* _Aim_: Return all lines where the word "должна" can be found.

** START **

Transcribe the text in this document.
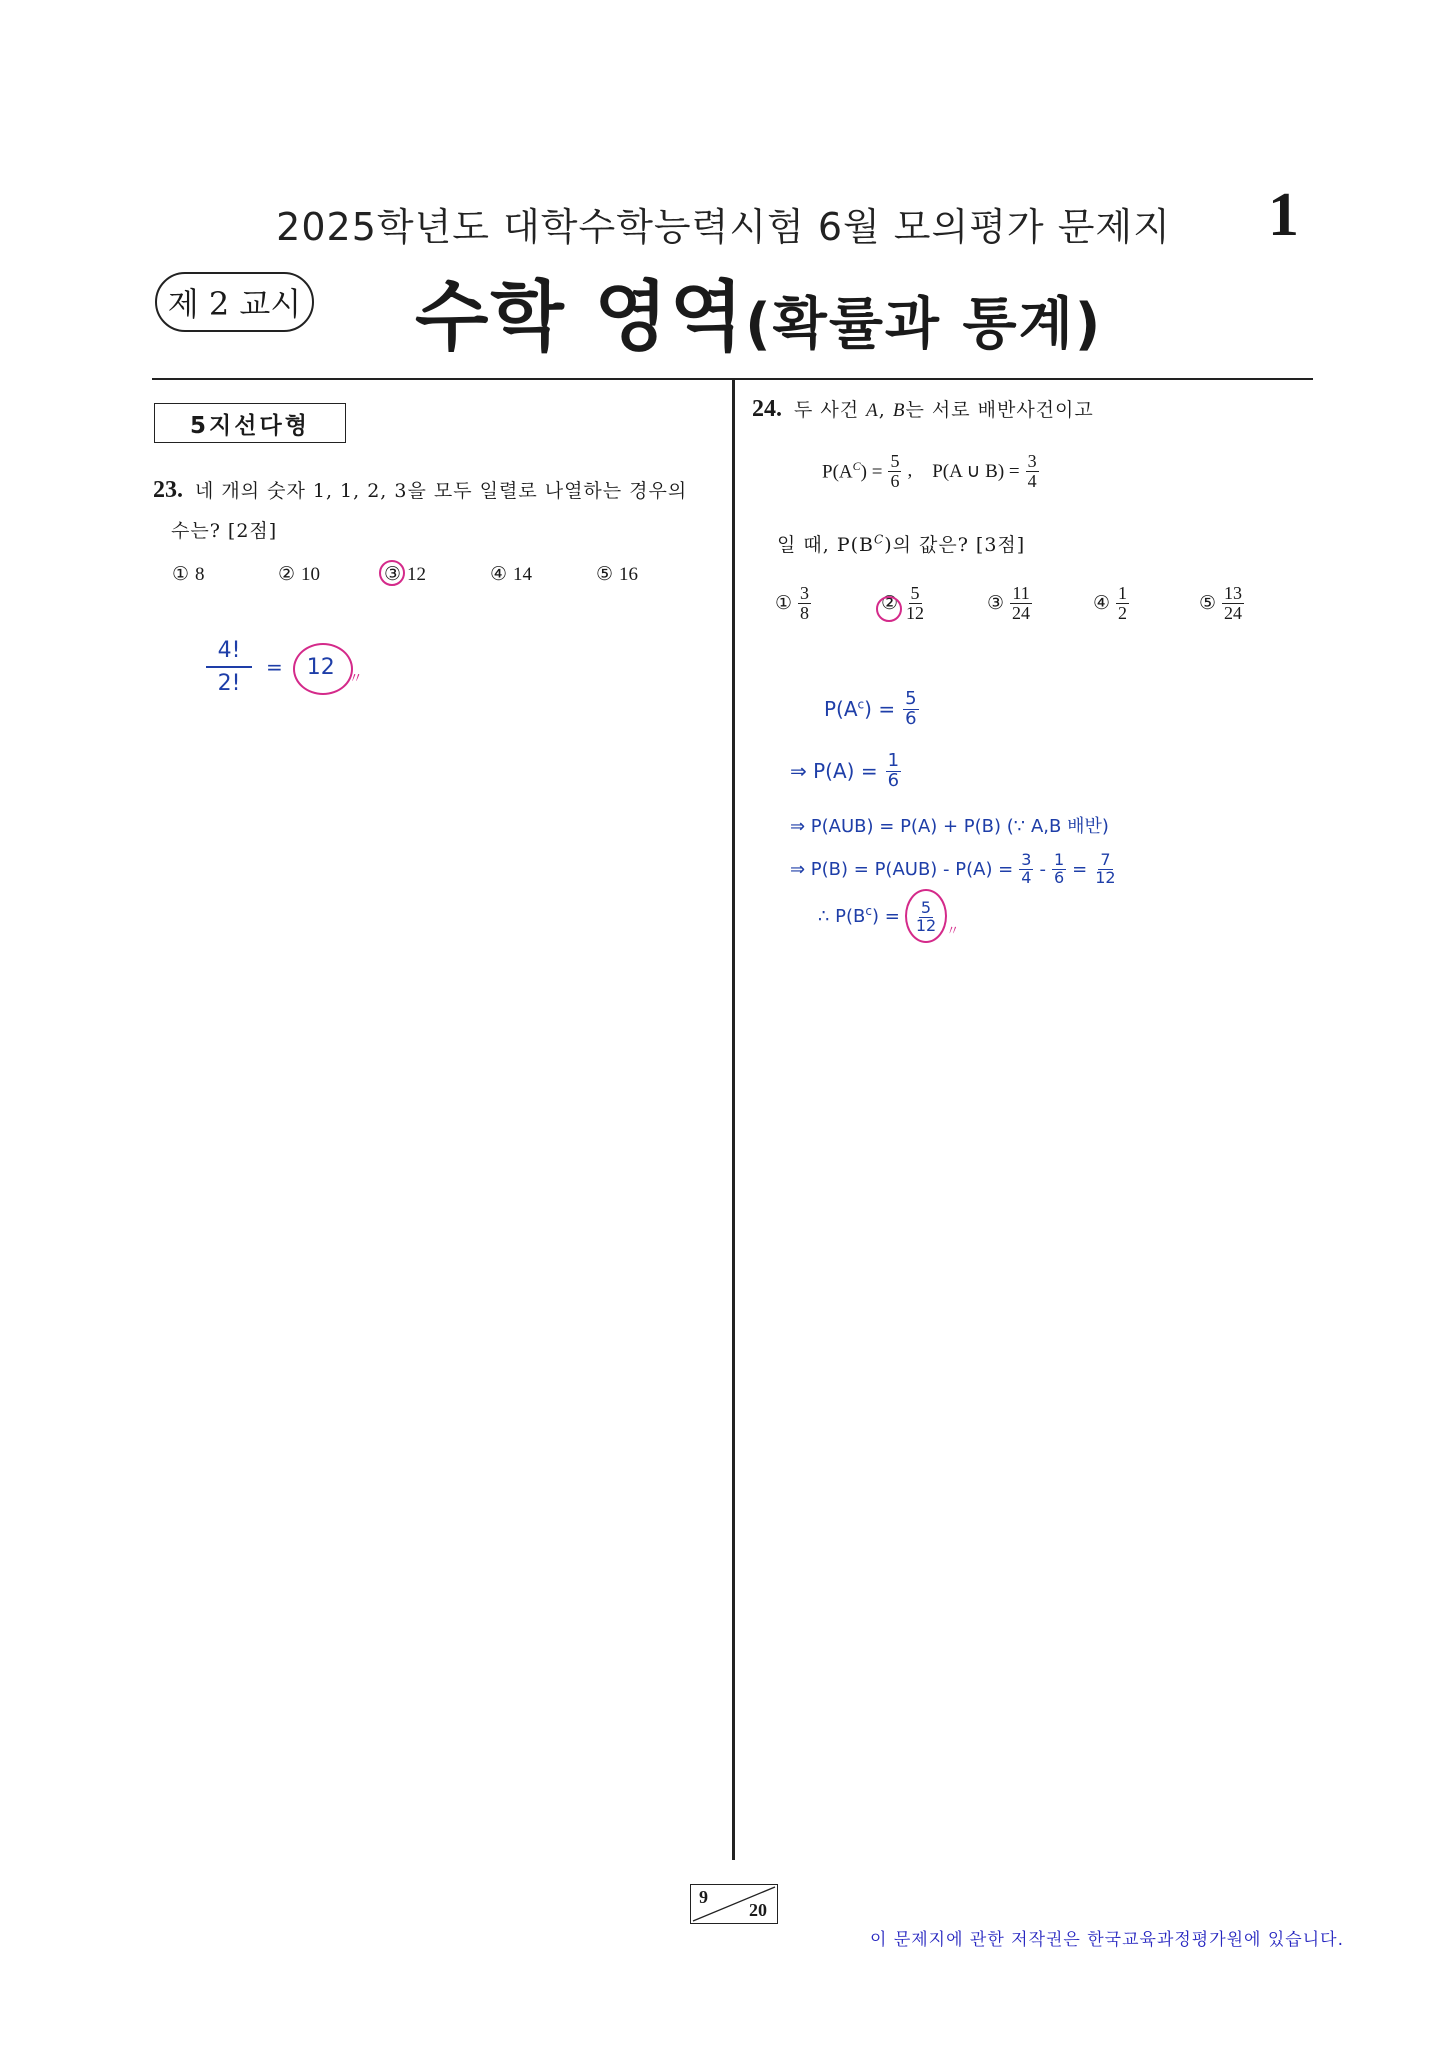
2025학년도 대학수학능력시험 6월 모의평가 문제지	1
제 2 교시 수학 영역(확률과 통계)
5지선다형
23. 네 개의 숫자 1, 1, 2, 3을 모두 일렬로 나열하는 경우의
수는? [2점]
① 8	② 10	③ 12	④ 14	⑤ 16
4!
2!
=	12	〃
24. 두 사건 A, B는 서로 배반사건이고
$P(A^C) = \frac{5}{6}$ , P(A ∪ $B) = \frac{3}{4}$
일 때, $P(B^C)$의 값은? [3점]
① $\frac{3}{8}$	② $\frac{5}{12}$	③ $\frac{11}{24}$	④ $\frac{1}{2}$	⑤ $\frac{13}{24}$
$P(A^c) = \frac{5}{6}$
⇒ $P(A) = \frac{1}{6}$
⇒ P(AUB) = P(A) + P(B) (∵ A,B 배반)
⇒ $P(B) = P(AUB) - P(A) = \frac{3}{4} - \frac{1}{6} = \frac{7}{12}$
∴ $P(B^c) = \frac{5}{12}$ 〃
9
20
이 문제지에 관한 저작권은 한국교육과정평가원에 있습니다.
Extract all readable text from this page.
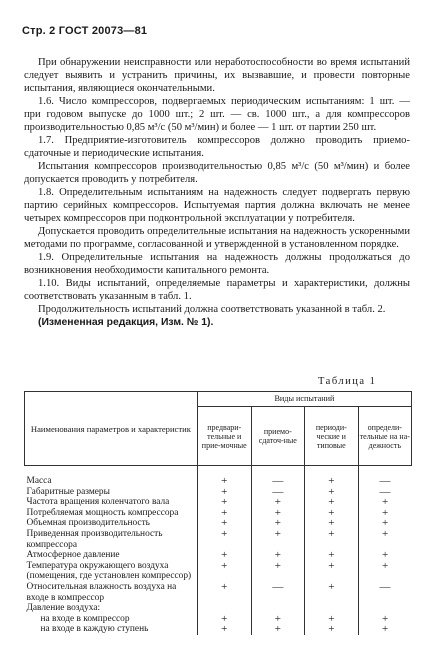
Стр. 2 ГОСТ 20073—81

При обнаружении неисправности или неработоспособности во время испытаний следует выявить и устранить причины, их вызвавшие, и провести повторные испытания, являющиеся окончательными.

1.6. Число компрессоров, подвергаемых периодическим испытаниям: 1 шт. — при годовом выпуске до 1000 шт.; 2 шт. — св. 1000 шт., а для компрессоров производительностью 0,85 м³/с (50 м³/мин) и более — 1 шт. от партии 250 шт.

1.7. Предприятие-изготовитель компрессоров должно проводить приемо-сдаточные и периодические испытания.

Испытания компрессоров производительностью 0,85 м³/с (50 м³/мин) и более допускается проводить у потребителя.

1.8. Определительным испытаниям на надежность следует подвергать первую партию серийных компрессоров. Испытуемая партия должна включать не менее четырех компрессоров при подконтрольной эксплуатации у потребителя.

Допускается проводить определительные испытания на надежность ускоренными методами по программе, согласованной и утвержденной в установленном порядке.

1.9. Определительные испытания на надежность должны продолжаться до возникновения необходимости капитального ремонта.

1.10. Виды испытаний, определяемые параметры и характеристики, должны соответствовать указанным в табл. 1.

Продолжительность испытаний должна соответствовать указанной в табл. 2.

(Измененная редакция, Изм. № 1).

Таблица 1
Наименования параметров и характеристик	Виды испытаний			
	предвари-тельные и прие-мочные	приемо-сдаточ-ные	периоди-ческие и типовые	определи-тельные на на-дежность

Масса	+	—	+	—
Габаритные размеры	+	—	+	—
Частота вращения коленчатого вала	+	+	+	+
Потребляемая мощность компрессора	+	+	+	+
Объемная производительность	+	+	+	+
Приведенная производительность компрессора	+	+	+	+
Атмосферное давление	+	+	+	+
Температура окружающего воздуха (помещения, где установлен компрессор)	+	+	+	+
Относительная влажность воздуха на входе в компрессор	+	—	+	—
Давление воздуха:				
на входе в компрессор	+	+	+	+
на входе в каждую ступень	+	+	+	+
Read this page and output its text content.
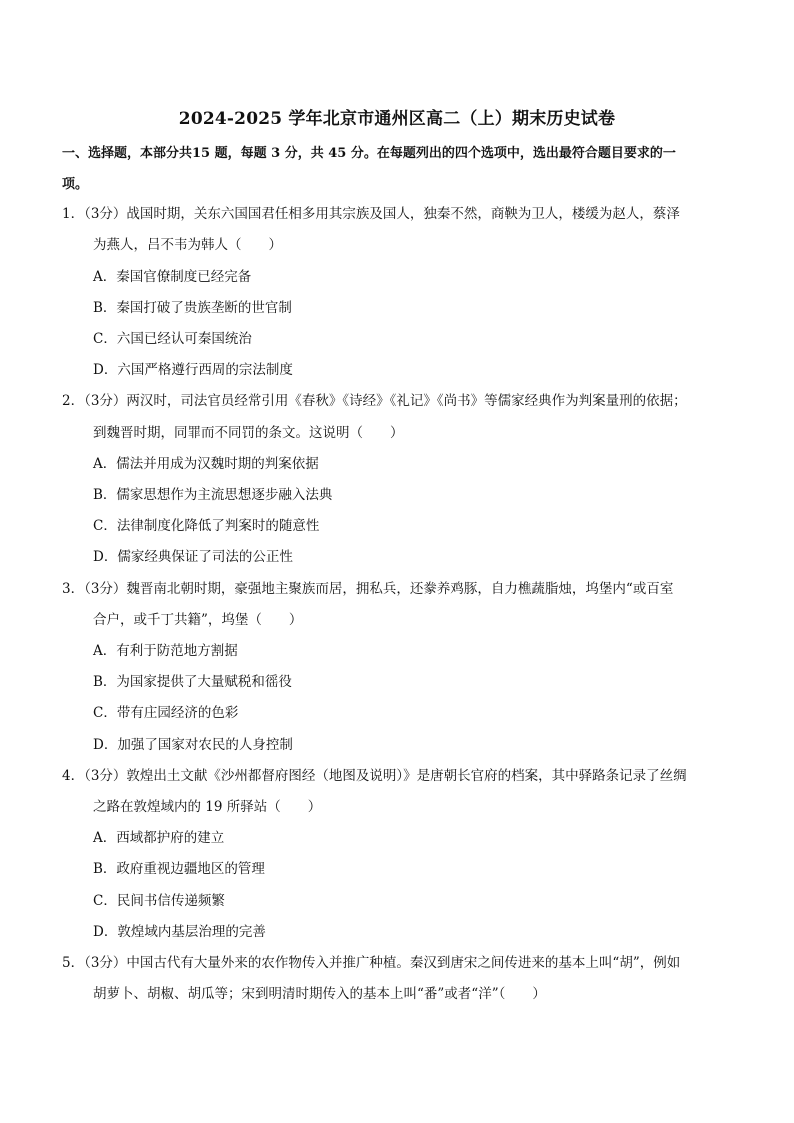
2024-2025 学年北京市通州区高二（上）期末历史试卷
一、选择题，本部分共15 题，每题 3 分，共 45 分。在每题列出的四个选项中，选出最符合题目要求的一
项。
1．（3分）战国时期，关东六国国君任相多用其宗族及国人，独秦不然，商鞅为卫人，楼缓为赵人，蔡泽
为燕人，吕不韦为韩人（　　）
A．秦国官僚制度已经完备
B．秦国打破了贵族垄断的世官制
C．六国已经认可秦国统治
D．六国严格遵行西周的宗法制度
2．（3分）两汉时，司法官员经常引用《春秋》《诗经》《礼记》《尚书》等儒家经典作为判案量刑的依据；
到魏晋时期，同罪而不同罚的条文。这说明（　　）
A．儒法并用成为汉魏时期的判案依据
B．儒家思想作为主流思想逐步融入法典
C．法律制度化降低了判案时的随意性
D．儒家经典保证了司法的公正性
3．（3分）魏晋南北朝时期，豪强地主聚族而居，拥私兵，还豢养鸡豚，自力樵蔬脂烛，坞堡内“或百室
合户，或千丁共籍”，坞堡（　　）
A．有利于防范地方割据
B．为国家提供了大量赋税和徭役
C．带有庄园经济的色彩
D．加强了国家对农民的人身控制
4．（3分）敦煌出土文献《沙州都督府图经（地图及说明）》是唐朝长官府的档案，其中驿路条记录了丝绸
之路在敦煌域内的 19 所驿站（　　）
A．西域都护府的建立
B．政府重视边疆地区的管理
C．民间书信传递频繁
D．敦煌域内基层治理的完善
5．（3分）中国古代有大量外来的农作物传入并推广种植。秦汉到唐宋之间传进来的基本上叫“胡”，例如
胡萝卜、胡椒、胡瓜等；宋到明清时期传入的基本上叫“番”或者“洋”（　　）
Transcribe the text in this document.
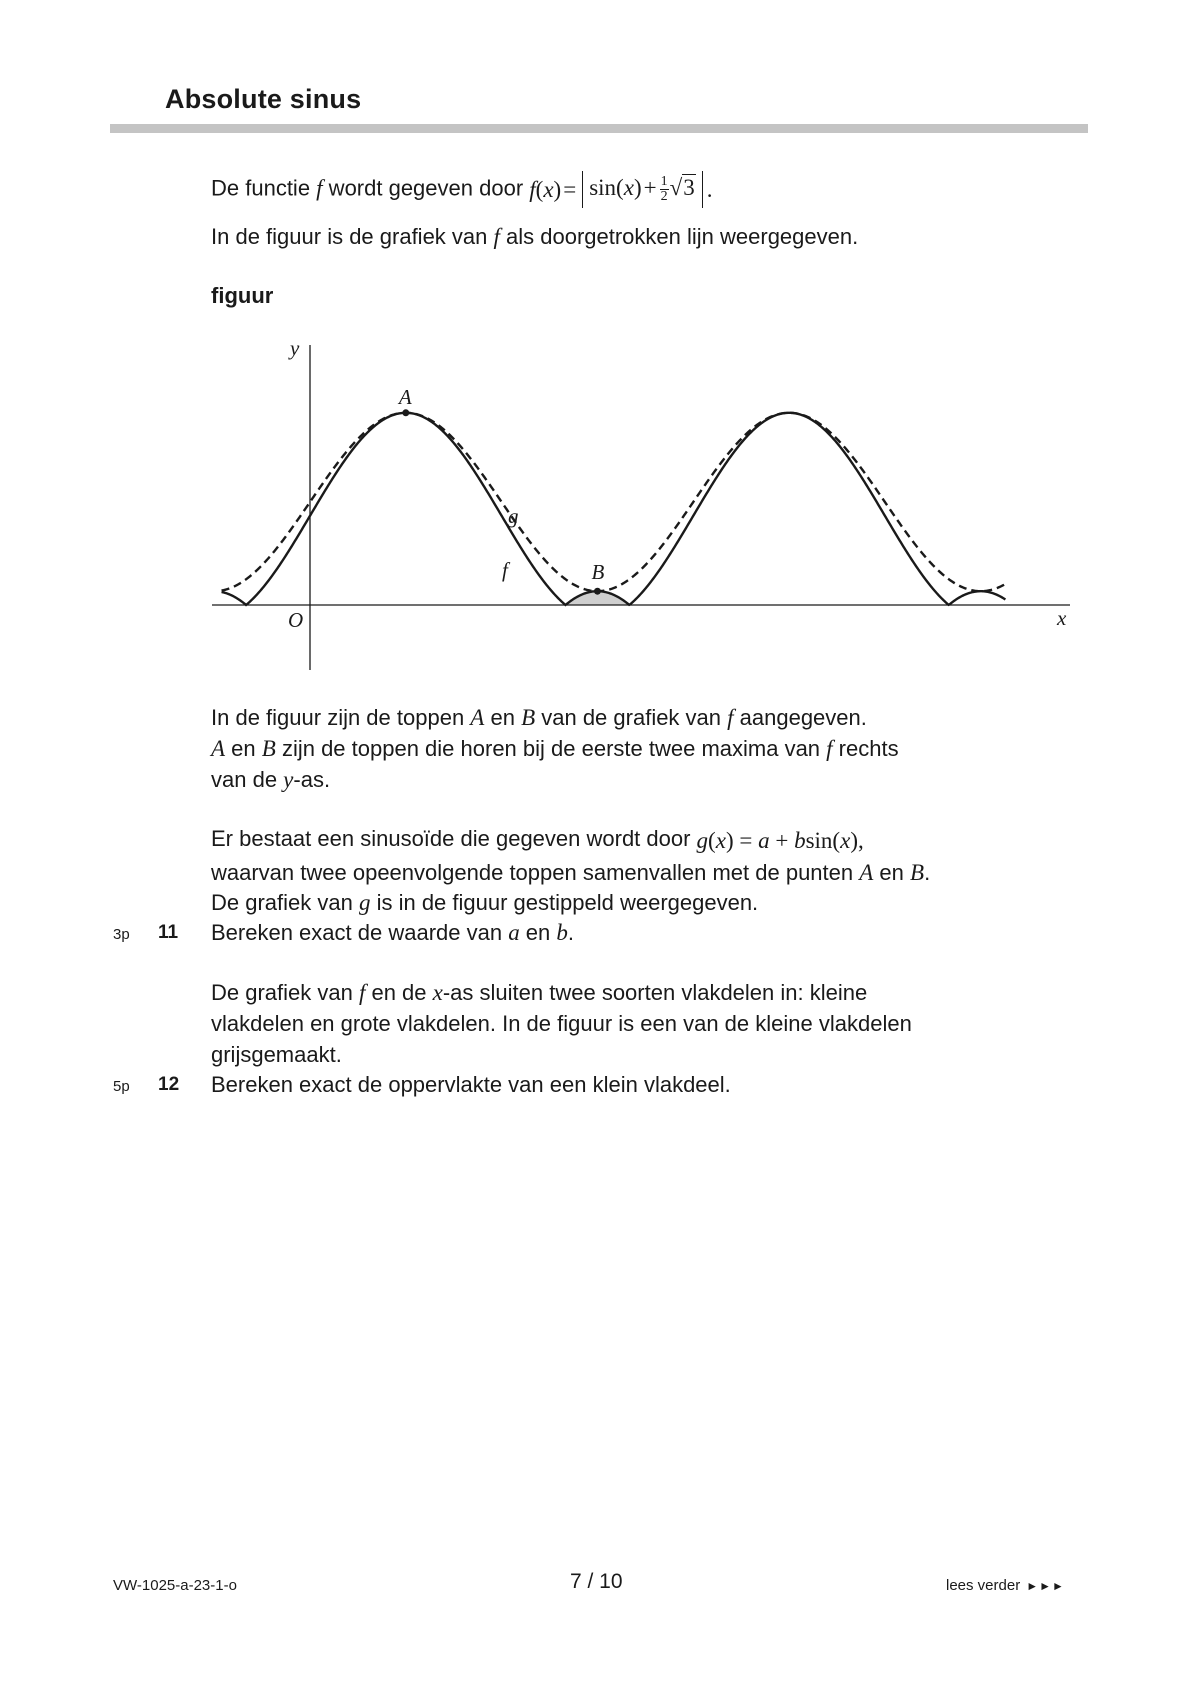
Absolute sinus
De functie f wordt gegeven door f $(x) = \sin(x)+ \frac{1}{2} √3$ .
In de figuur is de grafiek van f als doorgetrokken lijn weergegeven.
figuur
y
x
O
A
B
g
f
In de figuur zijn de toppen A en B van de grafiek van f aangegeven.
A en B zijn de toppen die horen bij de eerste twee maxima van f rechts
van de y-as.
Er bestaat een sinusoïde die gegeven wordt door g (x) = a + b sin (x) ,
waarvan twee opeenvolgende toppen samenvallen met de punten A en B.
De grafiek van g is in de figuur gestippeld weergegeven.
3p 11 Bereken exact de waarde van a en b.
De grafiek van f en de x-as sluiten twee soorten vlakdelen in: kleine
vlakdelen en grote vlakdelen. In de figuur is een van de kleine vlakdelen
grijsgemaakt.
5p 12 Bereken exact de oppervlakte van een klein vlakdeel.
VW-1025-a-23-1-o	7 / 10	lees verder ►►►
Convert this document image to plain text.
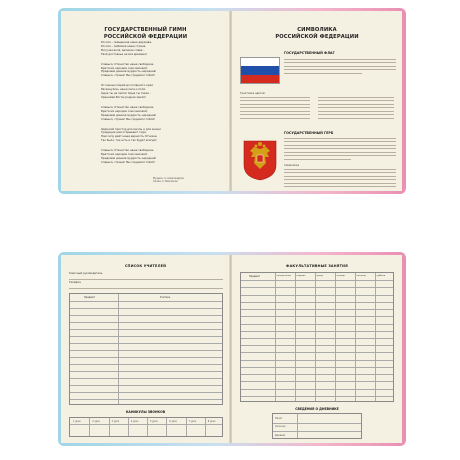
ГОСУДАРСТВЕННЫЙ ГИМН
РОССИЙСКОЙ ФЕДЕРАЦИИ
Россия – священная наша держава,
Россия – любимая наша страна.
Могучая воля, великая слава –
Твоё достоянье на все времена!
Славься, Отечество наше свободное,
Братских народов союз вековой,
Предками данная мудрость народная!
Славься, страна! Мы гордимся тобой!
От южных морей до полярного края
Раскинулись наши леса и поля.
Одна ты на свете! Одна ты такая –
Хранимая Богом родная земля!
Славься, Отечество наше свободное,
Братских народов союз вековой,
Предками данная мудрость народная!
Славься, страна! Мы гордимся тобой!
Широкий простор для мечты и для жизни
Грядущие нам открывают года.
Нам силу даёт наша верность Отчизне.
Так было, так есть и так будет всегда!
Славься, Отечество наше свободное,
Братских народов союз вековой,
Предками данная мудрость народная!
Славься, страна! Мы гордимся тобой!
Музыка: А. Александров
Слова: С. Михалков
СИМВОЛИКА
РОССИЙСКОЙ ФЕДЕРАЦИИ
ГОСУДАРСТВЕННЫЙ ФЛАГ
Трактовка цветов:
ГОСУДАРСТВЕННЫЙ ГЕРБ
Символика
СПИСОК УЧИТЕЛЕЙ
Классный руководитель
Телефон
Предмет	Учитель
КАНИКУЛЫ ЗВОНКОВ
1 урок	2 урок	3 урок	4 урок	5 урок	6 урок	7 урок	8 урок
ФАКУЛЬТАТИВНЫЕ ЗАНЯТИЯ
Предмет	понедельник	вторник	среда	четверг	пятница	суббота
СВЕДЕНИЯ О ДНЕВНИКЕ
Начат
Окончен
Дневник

** END **

* _Exercise output_:
1.8. Определительным испытаниям на надежность следует подвергать первую партию серийных компрессоров. Испытуемая партия должна включать не менее четырех компрессоров при подконтрольной эксплуатации у потребителя.
Продолжительность испытаний должна соответствовать указанной в табл. 2.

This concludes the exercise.